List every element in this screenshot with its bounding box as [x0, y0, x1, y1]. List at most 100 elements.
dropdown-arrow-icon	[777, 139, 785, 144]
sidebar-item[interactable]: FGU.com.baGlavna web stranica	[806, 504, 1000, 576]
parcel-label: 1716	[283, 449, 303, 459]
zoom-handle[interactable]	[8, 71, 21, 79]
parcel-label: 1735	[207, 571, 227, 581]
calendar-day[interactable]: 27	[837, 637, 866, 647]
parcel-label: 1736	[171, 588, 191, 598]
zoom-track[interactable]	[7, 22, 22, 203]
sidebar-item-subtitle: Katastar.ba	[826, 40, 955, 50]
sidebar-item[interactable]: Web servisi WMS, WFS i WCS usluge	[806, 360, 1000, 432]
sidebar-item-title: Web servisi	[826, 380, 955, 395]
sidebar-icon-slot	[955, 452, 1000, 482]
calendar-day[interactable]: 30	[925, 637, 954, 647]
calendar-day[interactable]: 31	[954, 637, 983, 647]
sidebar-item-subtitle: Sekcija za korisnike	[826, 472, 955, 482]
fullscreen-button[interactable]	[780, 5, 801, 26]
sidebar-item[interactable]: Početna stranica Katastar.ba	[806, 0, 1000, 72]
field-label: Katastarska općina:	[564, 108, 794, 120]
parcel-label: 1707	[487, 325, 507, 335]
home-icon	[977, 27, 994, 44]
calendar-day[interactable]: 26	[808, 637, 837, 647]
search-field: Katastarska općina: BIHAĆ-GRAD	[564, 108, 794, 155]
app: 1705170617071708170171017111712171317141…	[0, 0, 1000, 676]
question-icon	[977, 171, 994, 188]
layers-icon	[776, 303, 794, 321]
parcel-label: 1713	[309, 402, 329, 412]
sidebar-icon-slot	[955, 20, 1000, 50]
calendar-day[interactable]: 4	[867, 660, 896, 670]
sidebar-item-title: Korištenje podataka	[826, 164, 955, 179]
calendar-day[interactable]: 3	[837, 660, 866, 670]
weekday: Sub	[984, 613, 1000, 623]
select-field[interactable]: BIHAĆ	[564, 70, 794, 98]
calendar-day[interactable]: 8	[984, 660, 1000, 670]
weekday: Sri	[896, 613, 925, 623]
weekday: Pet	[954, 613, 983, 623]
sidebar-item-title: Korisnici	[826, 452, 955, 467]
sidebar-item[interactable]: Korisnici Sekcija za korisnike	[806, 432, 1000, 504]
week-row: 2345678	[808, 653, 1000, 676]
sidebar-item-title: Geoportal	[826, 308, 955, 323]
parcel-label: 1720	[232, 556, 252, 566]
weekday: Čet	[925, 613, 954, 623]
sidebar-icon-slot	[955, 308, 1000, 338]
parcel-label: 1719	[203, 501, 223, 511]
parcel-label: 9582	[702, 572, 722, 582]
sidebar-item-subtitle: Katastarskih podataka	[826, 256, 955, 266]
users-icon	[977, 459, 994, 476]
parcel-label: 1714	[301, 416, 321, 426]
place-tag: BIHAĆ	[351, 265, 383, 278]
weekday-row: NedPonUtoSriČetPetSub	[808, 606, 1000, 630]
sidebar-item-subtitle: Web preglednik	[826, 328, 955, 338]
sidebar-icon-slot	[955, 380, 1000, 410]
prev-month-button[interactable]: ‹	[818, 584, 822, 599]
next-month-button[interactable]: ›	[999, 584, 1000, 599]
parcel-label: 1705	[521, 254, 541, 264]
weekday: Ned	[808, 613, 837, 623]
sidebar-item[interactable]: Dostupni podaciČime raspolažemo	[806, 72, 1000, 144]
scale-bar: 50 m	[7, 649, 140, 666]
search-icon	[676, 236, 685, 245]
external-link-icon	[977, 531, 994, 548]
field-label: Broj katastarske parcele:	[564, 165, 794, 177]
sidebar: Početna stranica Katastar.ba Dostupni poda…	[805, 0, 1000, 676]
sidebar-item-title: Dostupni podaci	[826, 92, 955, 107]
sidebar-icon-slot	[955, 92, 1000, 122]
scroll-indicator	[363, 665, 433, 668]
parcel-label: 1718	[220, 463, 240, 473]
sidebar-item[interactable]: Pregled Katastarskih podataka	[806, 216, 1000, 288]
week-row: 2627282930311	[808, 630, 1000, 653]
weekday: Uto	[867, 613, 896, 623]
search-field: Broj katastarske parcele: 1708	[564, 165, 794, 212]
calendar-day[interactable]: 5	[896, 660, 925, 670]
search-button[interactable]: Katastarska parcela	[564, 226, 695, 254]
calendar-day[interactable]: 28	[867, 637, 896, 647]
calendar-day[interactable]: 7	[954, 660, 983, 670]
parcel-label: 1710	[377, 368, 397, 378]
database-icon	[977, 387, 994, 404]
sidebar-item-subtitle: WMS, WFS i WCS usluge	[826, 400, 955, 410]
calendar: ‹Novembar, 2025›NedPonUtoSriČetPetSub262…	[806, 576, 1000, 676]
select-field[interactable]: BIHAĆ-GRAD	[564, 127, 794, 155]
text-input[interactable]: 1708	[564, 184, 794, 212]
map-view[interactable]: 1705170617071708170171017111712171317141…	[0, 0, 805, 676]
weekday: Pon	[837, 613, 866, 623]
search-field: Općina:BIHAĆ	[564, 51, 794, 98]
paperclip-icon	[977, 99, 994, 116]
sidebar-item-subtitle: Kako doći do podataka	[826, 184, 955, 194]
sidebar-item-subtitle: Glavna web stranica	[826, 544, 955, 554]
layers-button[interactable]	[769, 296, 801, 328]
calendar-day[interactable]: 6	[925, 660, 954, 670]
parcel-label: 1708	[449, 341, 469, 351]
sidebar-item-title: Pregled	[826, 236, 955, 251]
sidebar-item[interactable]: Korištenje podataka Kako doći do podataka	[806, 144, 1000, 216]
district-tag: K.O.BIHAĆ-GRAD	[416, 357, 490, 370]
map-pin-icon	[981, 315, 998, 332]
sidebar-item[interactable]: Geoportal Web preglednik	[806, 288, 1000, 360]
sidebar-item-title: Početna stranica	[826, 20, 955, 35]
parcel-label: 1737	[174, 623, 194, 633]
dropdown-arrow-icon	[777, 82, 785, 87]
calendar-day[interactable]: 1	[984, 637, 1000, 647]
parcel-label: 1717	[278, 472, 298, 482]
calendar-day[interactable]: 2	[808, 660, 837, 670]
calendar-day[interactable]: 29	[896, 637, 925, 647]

● **Exercise**
Put the records into a JSON list of strings with one string per line, starting at the first line and stopping after the line that contains "660, 1000, 670]", and leave out any blank lines.

● **The solution**
[
  "List every element in this screenshot with its bounding box as [x0, y0, x1, y1]. List at most 100 elements.",
  "dropdown-arrow-icon\t[777, 139, 785, 144]",
  "sidebar-item[interactable]: FGU.com.baGlavna web stranica\t[806, 504, 1000, 576]",
  "parcel-label: 1716\t[283, 449, 303, 459]",
  "zoom-handle[interactable]\t[8, 71, 21, 79]",
  "parcel-label: 1735\t[207, 571, 227, 581]",
  "calendar-day[interactable]: 27\t[837, 637, 866, 647]",
  "parcel-label: 1736\t[171, 588, 191, 598]",
  "zoom-track[interactable]\t[7, 22, 22, 203]",
  "sidebar-item-subtitle: Katastar.ba\t[826, 40, 955, 50]",
  "sidebar-item[interactable]: Web servisi WMS, WFS i WCS usluge\t[806, 360, 1000, 432]",
  "sidebar-item-title: Web servisi\t[826, 380, 955, 395]",
  "sidebar-icon-slot\t[955, 452, 1000, 482]",
  "calendar-day[interactable]: 30\t[925, 637, 954, 647]",
  "calendar-day[interactable]: 31\t[954, 637, 983, 647]",
  "sidebar-item-subtitle: Sekcija za korisnike\t[826, 472, 955, 482]",
  "fullscreen-button[interactable]\t[780, 5, 801, 26]",
  "sidebar-item[interactable]: Početna stranica Katastar.ba\t[806, 0, 1000, 72]",
  "field-label: Katastarska općina:\t[564, 108, 794, 120]",
  "parcel-label: 1707\t[487, 325, 507, 335]",
  "home-icon\t[977, 27, 994, 44]",
  "calendar-day[interactable]: 26\t[808, 637, 837, 647]",
  "search-field: Katastarska općina: BIHAĆ-GRAD\t[564, 108, 794, 155]",
  "app: 1705170617071708170171017111712171317141…\t[0, 0, 1000, 676]",
  "question-icon\t[977, 171, 994, 188]",
  "layers-icon\t[776, 303, 794, 321]",
  "parcel-label: 1713\t[309, 402, 329, 412]",
  "sidebar-icon-slot\t[955, 20, 1000, 50]",
  "calendar-day[interactable]: 4\t[867, 660, 896, 670]",
  "sidebar-item-title: Korištenje podataka\t[826, 164, 955, 179]",
  "calendar-day[interactable]: 3\t[837, 660, 866, 670]",
  "weekday: Sub\t[984, 613, 1000, 623]",
  "select-field[interactable]: BIHAĆ\t[564, 70, 794, 98]",
  "calendar-day[interactable]: 8\t[984, 660, 1000, 670]"
]